— Start Data to process —

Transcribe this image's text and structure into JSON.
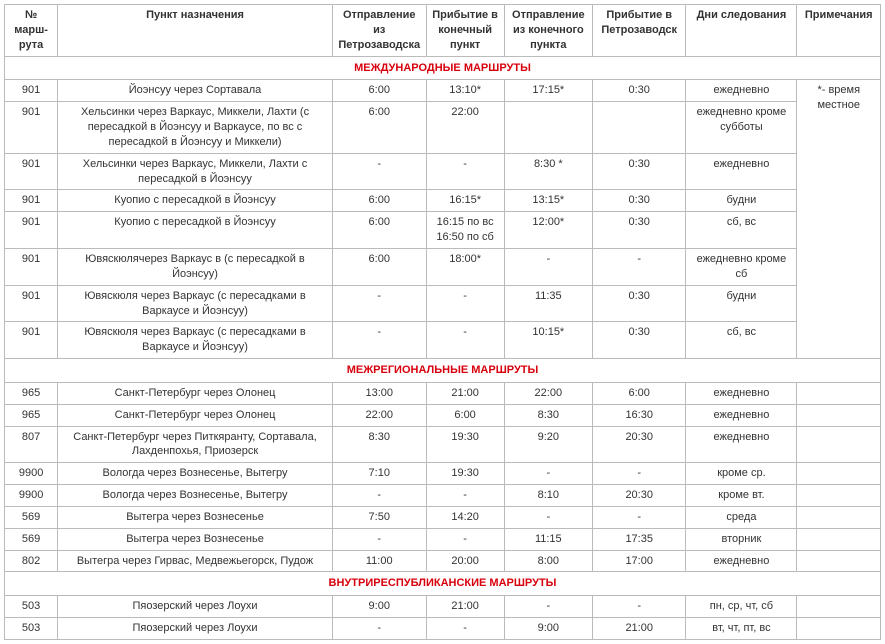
{
  "headers": {
    "route": "№ марш-\nрута",
    "dest": "Пункт назначения",
    "dep1": "Отправление из Петрозаводска",
    "arr1": "Прибытие в конечный пункт",
    "dep2": "Отправление из конечного пункта",
    "arr2": "Прибытие в Петрозаводск",
    "days": "Дни следования",
    "note": "Примечания"
  },
  "sections": {
    "intl": "МЕЖДУНАРОДНЫЕ МАРШРУТЫ",
    "interreg": "МЕЖРЕГИОНАЛЬНЫЕ МАРШРУТЫ",
    "intra": "ВНУТРИРЕСПУБЛИКАНСКИЕ МАРШРУТЫ"
  },
  "note_star": "*- время местное",
  "r": {
    "i1": {
      "route": "901",
      "dest": "Йоэнсуу через Сортавала",
      "dep1": "6:00",
      "arr1": "13:10*",
      "dep2": "17:15*",
      "arr2": "0:30",
      "days": "ежедневно"
    },
    "i2": {
      "route": "901",
      "dest": "Хельсинки через Варкаус, Миккели, Лахти (с пересадкой в Йоэнсуу и Варкаусе, по вс с пересадкой в Йоэнсуу и Миккели)",
      "dep1": "6:00",
      "arr1": "22:00",
      "dep2": "",
      "arr2": "",
      "days": "ежедневно кроме субботы"
    },
    "i3": {
      "route": "901",
      "dest": "Хельсинки через Варкаус, Миккели, Лахти с пересадкой в Йоэнсуу",
      "dep1": "-",
      "arr1": "-",
      "dep2": "8:30 *",
      "arr2": "0:30",
      "days": "ежедневно"
    },
    "i4": {
      "route": "901",
      "dest": "Куопио с пересадкой в Йоэнсуу",
      "dep1": "6:00",
      "arr1": "16:15*",
      "dep2": "13:15*",
      "arr2": "0:30",
      "days": "будни"
    },
    "i5": {
      "route": "901",
      "dest": "Куопио с пересадкой в Йоэнсуу",
      "dep1": "6:00",
      "arr1": "16:15 по вс 16:50 по сб",
      "dep2": "12:00*",
      "arr2": "0:30",
      "days": "сб, вс"
    },
    "i6": {
      "route": "901",
      "dest": "Ювяскюлячерез Варкаус в (с пересадкой в Йоэнсуу)",
      "dep1": "6:00",
      "arr1": "18:00*",
      "dep2": "-",
      "arr2": "-",
      "days": "ежедневно кроме сб"
    },
    "i7": {
      "route": "901",
      "dest": "Ювяскюля через Варкаус (с пересадками в Варкаусе и Йоэнсуу)",
      "dep1": "-",
      "arr1": "-",
      "dep2": "11:35",
      "arr2": "0:30",
      "days": "будни"
    },
    "i8": {
      "route": "901",
      "dest": "Ювяскюля через Варкаус (с пересадками в Варкаусе и Йоэнсуу)",
      "dep1": "-",
      "arr1": "-",
      "dep2": "10:15*",
      "arr2": "0:30",
      "days": "сб, вс"
    },
    "m1": {
      "route": "965",
      "dest": "Санкт-Петербург через Олонец",
      "dep1": "13:00",
      "arr1": "21:00",
      "dep2": "22:00",
      "arr2": "6:00",
      "days": "ежедневно"
    },
    "m2": {
      "route": "965",
      "dest": "Санкт-Петербург через Олонец",
      "dep1": "22:00",
      "arr1": "6:00",
      "dep2": "8:30",
      "arr2": "16:30",
      "days": "ежедневно"
    },
    "m3": {
      "route": "807",
      "dest": "Санкт-Петербург через Питкяранту, Сортавала, Лахденпохья, Приозерск",
      "dep1": "8:30",
      "arr1": "19:30",
      "dep2": "9:20",
      "arr2": "20:30",
      "days": "ежедневно"
    },
    "m4": {
      "route": "9900",
      "dest": "Вологда через Вознесенье, Вытегру",
      "dep1": "7:10",
      "arr1": "19:30",
      "dep2": "-",
      "arr2": "-",
      "days": "кроме ср."
    },
    "m5": {
      "route": "9900",
      "dest": "Вологда через Вознесенье, Вытегру",
      "dep1": "-",
      "arr1": "-",
      "dep2": "8:10",
      "arr2": "20:30",
      "days": "кроме вт."
    },
    "m6": {
      "route": "569",
      "dest": "Вытегра через Вознесенье",
      "dep1": "7:50",
      "arr1": "14:20",
      "dep2": "-",
      "arr2": "-",
      "days": "среда"
    },
    "m7": {
      "route": "569",
      "dest": "Вытегра через Вознесенье",
      "dep1": "-",
      "arr1": "-",
      "dep2": "11:15",
      "arr2": "17:35",
      "days": "вторник"
    },
    "m8": {
      "route": "802",
      "dest": "Вытегра через Гирвас, Медвежьегорск, Пудож",
      "dep1": "11:00",
      "arr1": "20:00",
      "dep2": "8:00",
      "arr2": "17:00",
      "days": "ежедневно"
    },
    "v1": {
      "route": "503",
      "dest": "Пяозерский через Лоухи",
      "dep1": "9:00",
      "arr1": "21:00",
      "dep2": "-",
      "arr2": "-",
      "days": "пн, ср, чт, сб"
    },
    "v2": {
      "route": "503",
      "dest": "Пяозерский через Лоухи",
      "dep1": "-",
      "arr1": "-",
      "dep2": "9:00",
      "arr2": "21:00",
      "days": "вт, чт, пт, вс"
    }
  }
}
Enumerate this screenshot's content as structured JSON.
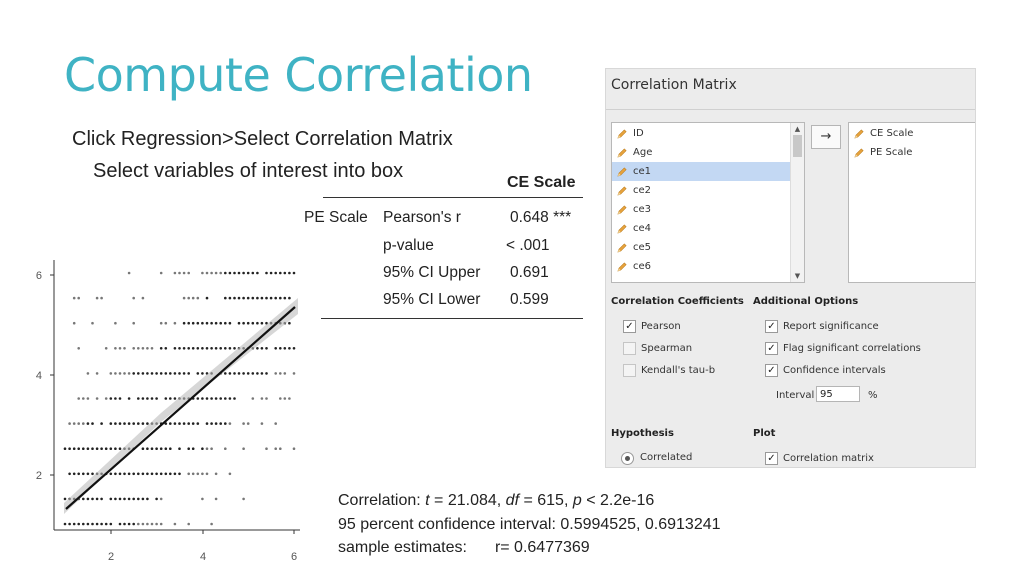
{
  "slide": {
    "title": "Compute Correlation",
    "instruction_1": "Click Regression>Select Correlation Matrix",
    "instruction_2": "Select variables of interest into box"
  },
  "result_table": {
    "column_header": "CE Scale",
    "row_variable": "PE Scale",
    "rows": [
      {
        "label": "Pearson's r",
        "value": "0.648 ***"
      },
      {
        "label": "p-value",
        "value": "< .001"
      },
      {
        "label": "95% CI Upper",
        "value": "0.691"
      },
      {
        "label": "95% CI Lower",
        "value": "0.599"
      }
    ]
  },
  "scatter": {
    "x_ticks": [
      "2",
      "4",
      "6"
    ],
    "y_ticks": [
      "6",
      "4",
      "2"
    ]
  },
  "output": {
    "line1_prefix": "Correlation: ",
    "t_symbol": "t",
    "t_value": " = 21.084, ",
    "df_symbol": "df",
    "df_value": " = 615, ",
    "p_symbol": "p",
    "p_value": " < 2.2e-16",
    "line2": "95 percent confidence interval: 0.5994525, 0.6913241",
    "line3_label": "sample estimates:",
    "line3_value": "r= 0.6477369"
  },
  "panel": {
    "title": "Correlation Matrix",
    "variables": [
      "ID",
      "Age",
      "ce1",
      "ce2",
      "ce3",
      "ce4",
      "ce5",
      "ce6"
    ],
    "selected_variable_index": 2,
    "selected_variables": [
      "CE Scale",
      "PE Scale"
    ],
    "move_arrow": "→",
    "correlation_coefficients": {
      "heading": "Correlation Coefficients",
      "pearson": "Pearson",
      "spearman": "Spearman",
      "kendall": "Kendall's tau-b"
    },
    "additional_options": {
      "heading": "Additional Options",
      "report_significance": "Report significance",
      "flag_significant": "Flag significant correlations",
      "confidence_intervals": "Confidence intervals",
      "interval_label": "Interval",
      "interval_value": "95",
      "interval_unit": "%"
    },
    "hypothesis": {
      "heading": "Hypothesis",
      "correlated": "Correlated"
    },
    "plot": {
      "heading": "Plot",
      "correlation_matrix": "Correlation matrix"
    },
    "icon_names": {
      "variable": "pencil-ruler-icon",
      "check": "check-icon"
    },
    "colors": {
      "title": "#3fb3c4",
      "selected_row": "#c3d8f3",
      "variable_icon": "#e8a33c"
    }
  }
}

— End Data to process —

What is required - Every record above should come back exactly, but without its pictures.

Reply to the task -
Transcribe this image's text and structure into JSON.
{
  "headers": {
    "route": "№ марш-\nрута",
    "dest": "Пункт назначения",
    "dep1": "Отправление из Петрозаводска",
    "arr1": "Прибытие в конечный пункт",
    "dep2": "Отправление из конечного пункта",
    "arr2": "Прибытие в Петрозаводск",
    "days": "Дни следования",
    "note": "Примечания"
  },
  "sections": {
    "intl": "МЕЖДУНАРОДНЫЕ МАРШРУТЫ",
    "interreg": "МЕЖРЕГИОНАЛЬНЫЕ МАРШРУТЫ",
    "intra": "ВНУТРИРЕСПУБЛИКАНСКИЕ МАРШРУТЫ"
  },
  "note_star": "*- время местное",
  "r": {
    "i1": {
      "route": "901",
      "dest": "Йоэнсуу через Сортавала",
      "dep1": "6:00",
      "arr1": "13:10*",
      "dep2": "17:15*",
      "arr2": "0:30",
      "days": "ежедневно"
    },
    "i2": {
      "route": "901",
      "dest": "Хельсинки через Варкаус, Миккели, Лахти (с пересадкой в Йоэнсуу и Варкаусе, по вс с пересадкой в Йоэнсуу и Миккели)",
      "dep1": "6:00",
      "arr1": "22:00",
      "dep2": "",
      "arr2": "",
      "days": "ежедневно кроме субботы"
    },
    "i3": {
      "route": "901",
      "dest": "Хельсинки через Варкаус, Миккели, Лахти с пересадкой в Йоэнсуу",
      "dep1": "-",
      "arr1": "-",
      "dep2": "8:30 *",
      "arr2": "0:30",
      "days": "ежедневно"
    },
    "i4": {
      "route": "901",
      "dest": "Куопио с пересадкой в Йоэнсуу",
      "dep1": "6:00",
      "arr1": "16:15*",
      "dep2": "13:15*",
      "arr2": "0:30",
      "days": "будни"
    },
    "i5": {
      "route": "901",
      "dest": "Куопио с пересадкой в Йоэнсуу",
      "dep1": "6:00",
      "arr1": "16:15 по вс 16:50 по сб",
      "dep2": "12:00*",
      "arr2": "0:30",
      "days": "сб, вс"
    },
    "i6": {
      "route": "901",
      "dest": "Ювяскюлячерез Варкаус в (с пересадкой в Йоэнсуу)",
      "dep1": "6:00",
      "arr1": "18:00*",
      "dep2": "-",
      "arr2": "-",
      "days": "ежедневно кроме сб"
    },
    "i7": {
      "route": "901",
      "dest": "Ювяскюля через Варкаус (с пересадками в Варкаусе и Йоэнсуу)",
      "dep1": "-",
      "arr1": "-",
      "dep2": "11:35",
      "arr2": "0:30",
      "days": "будни"
    },
    "i8": {
      "route": "901",
      "dest": "Ювяскюля через Варкаус (с пересадками в Варкаусе и Йоэнсуу)",
      "dep1": "-",
      "arr1": "-",
      "dep2": "10:15*",
      "arr2": "0:30",
      "days": "сб, вс"
    },
    "m1": {
      "route": "965",
      "dest": "Санкт-Петербург через Олонец",
      "dep1": "13:00",
      "arr1": "21:00",
      "dep2": "22:00",
      "arr2": "6:00",
      "days": "ежедневно"
    },
    "m2": {
      "route": "965",
      "dest": "Санкт-Петербург через Олонец",
      "dep1": "22:00",
      "arr1": "6:00",
      "dep2": "8:30",
      "arr2": "16:30",
      "days": "ежедневно"
    },
    "m3": {
      "route": "807",
      "dest": "Санкт-Петербург через Питкяранту, Сортавала, Лахденпохья, Приозерск",
      "dep1": "8:30",
      "arr1": "19:30",
      "dep2": "9:20",
      "arr2": "20:30",
      "days": "ежедневно"
    },
    "m4": {
      "route": "9900",
      "dest": "Вологда через Вознесенье, Вытегру",
      "dep1": "7:10",
      "arr1": "19:30",
      "dep2": "-",
      "arr2": "-",
      "days": "кроме ср."
    },
    "m5": {
      "route": "9900",
      "dest": "Вологда через Вознесенье, Вытегру",
      "dep1": "-",
      "arr1": "-",
      "dep2": "8:10",
      "arr2": "20:30",
      "days": "кроме вт."
    },
    "m6": {
      "route": "569",
      "dest": "Вытегра через Вознесенье",
      "dep1": "7:50",
      "arr1": "14:20",
      "dep2": "-",
      "arr2": "-",
      "days": "среда"
    },
    "m7": {
      "route": "569",
      "dest": "Вытегра через Вознесенье",
      "dep1": "-",
      "arr1": "-",
      "dep2": "11:15",
      "arr2": "17:35",
      "days": "вторник"
    },
    "m8": {
      "route": "802",
      "dest": "Вытегра через Гирвас, Медвежьегорск, Пудож",
      "dep1": "11:00",
      "arr1": "20:00",
      "dep2": "8:00",
      "arr2": "17:00",
      "days": "ежедневно"
    },
    "v1": {
      "route": "503",
      "dest": "Пяозерский через Лоухи",
      "dep1": "9:00",
      "arr1": "21:00",
      "dep2": "-",
      "arr2": "-",
      "days": "пн, ср, чт, сб"
    },
    "v2": {
      "route": "503",
      "dest": "Пяозерский через Лоухи",
      "dep1": "-",
      "arr1": "-",
      "dep2": "9:00",
      "arr2": "21:00",
      "days": "вт, чт, пт, вс"
    }
  }
}
Enumerate this screenshot's content as structured JSON.
{
  "slide": {
    "title": "Compute Correlation",
    "instruction_1": "Click Regression>Select Correlation Matrix",
    "instruction_2": "Select variables of interest into box"
  },
  "result_table": {
    "column_header": "CE Scale",
    "row_variable": "PE Scale",
    "rows": [
      {
        "label": "Pearson's r",
        "value": "0.648 ***"
      },
      {
        "label": "p-value",
        "value": "< .001"
      },
      {
        "label": "95% CI Upper",
        "value": "0.691"
      },
      {
        "label": "95% CI Lower",
        "value": "0.599"
      }
    ]
  },
  "scatter": {
    "x_ticks": [
      "2",
      "4",
      "6"
    ],
    "y_ticks": [
      "6",
      "4",
      "2"
    ]
  },
  "output": {
    "line1_prefix": "Correlation: ",
    "t_symbol": "t",
    "t_value": " = 21.084, ",
    "df_symbol": "df",
    "df_value": " = 615, ",
    "p_symbol": "p",
    "p_value": " < 2.2e-16",
    "line2": "95 percent confidence interval: 0.5994525, 0.6913241",
    "line3_label": "sample estimates:",
    "line3_value": "r= 0.6477369"
  },
  "panel": {
    "title": "Correlation Matrix",
    "variables": [
      "ID",
      "Age",
      "ce1",
      "ce2",
      "ce3",
      "ce4",
      "ce5",
      "ce6"
    ],
    "selected_variable_index": 2,
    "selected_variables": [
      "CE Scale",
      "PE Scale"
    ],
    "move_arrow": "→",
    "correlation_coefficients": {
      "heading": "Correlation Coefficients",
      "pearson": "Pearson",
      "spearman": "Spearman",
      "kendall": "Kendall's tau-b"
    },
    "additional_options": {
      "heading": "Additional Options",
      "report_significance": "Report significance",
      "flag_significant": "Flag significant correlations",
      "confidence_intervals": "Confidence intervals",
      "interval_label": "Interval",
      "interval_value": "95",
      "interval_unit": "%"
    },
    "hypothesis": {
      "heading": "Hypothesis",
      "correlated": "Correlated"
    },
    "plot": {
      "heading": "Plot",
      "correlation_matrix": "Correlation matrix"
    },
    "icon_names": {
      "variable": "pencil-ruler-icon",
      "check": "check-icon"
    },
    "colors": {
      "title": "#3fb3c4",
      "selected_row": "#c3d8f3",
      "variable_icon": "#e8a33c"
    }
  }
}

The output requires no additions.